§ **Data in this exercise**
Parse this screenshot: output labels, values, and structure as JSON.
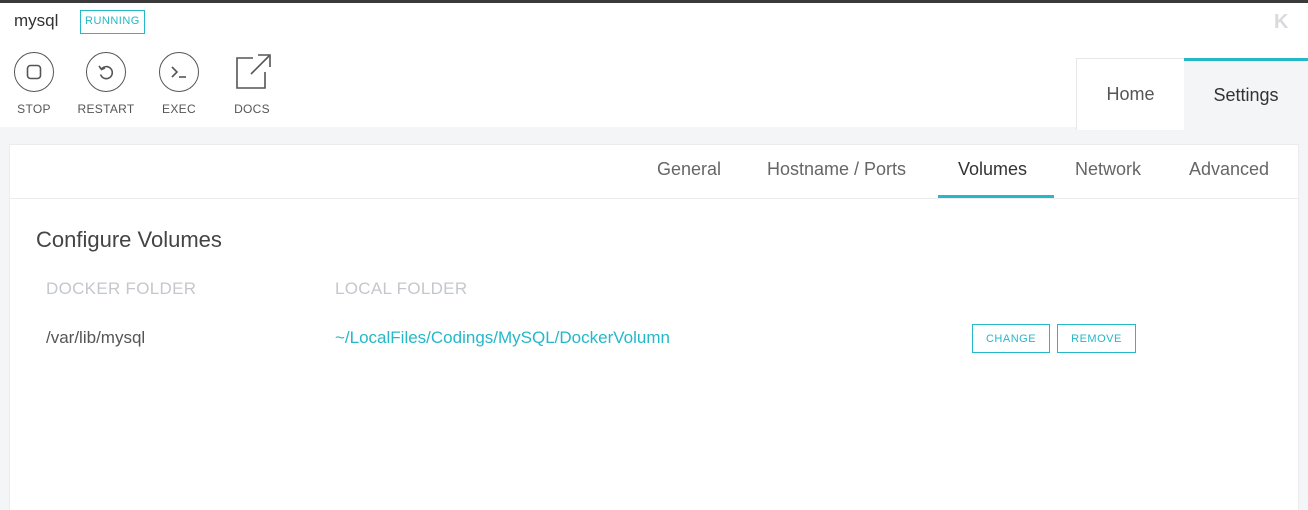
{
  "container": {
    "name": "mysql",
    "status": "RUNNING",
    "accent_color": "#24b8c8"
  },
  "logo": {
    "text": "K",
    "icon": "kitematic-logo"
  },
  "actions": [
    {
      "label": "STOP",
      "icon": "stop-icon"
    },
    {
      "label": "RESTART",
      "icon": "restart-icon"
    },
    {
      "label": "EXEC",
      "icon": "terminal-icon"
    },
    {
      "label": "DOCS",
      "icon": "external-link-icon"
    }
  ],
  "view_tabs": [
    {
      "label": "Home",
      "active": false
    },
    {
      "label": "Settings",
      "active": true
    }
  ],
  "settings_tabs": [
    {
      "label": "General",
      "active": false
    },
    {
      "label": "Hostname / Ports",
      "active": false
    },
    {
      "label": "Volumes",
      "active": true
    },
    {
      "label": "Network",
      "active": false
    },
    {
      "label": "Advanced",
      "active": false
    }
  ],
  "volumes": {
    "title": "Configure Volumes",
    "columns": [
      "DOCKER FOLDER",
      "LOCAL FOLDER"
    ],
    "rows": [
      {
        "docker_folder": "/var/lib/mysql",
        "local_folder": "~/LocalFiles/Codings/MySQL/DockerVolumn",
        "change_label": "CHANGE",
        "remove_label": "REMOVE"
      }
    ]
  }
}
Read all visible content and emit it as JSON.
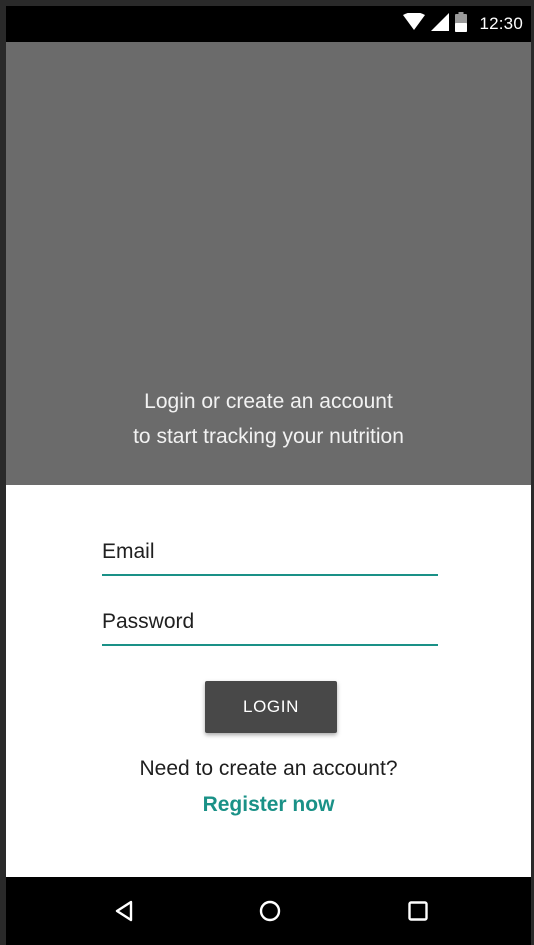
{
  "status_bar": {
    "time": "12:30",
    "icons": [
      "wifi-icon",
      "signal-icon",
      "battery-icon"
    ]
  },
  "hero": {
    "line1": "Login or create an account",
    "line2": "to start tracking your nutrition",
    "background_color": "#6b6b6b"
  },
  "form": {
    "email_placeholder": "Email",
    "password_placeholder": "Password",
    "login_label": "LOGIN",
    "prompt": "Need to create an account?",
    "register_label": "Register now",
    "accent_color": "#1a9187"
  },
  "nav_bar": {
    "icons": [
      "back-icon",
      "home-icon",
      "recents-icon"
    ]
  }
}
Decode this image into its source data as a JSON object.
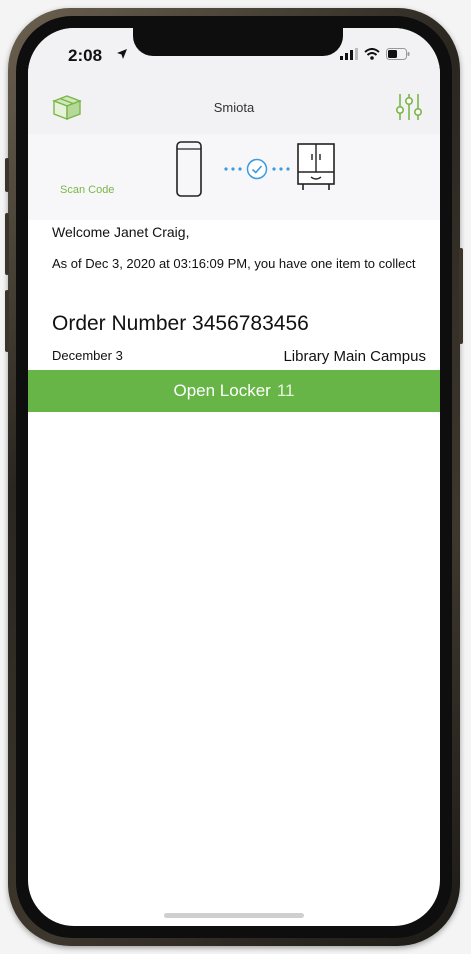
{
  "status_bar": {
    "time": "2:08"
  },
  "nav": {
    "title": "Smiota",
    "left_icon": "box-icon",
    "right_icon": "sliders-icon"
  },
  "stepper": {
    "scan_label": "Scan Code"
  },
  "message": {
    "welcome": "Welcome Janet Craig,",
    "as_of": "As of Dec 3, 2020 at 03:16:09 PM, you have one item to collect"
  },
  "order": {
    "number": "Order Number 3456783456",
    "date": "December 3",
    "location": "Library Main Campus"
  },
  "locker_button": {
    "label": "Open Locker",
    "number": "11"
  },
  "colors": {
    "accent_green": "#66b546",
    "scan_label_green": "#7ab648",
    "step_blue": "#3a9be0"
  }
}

§ **Objective**
Using the listing above, gather each line that holds the string "title" and copy it.

§ **Exercise response**
    "title": "Configure Volumes",
    "title": "Smiota",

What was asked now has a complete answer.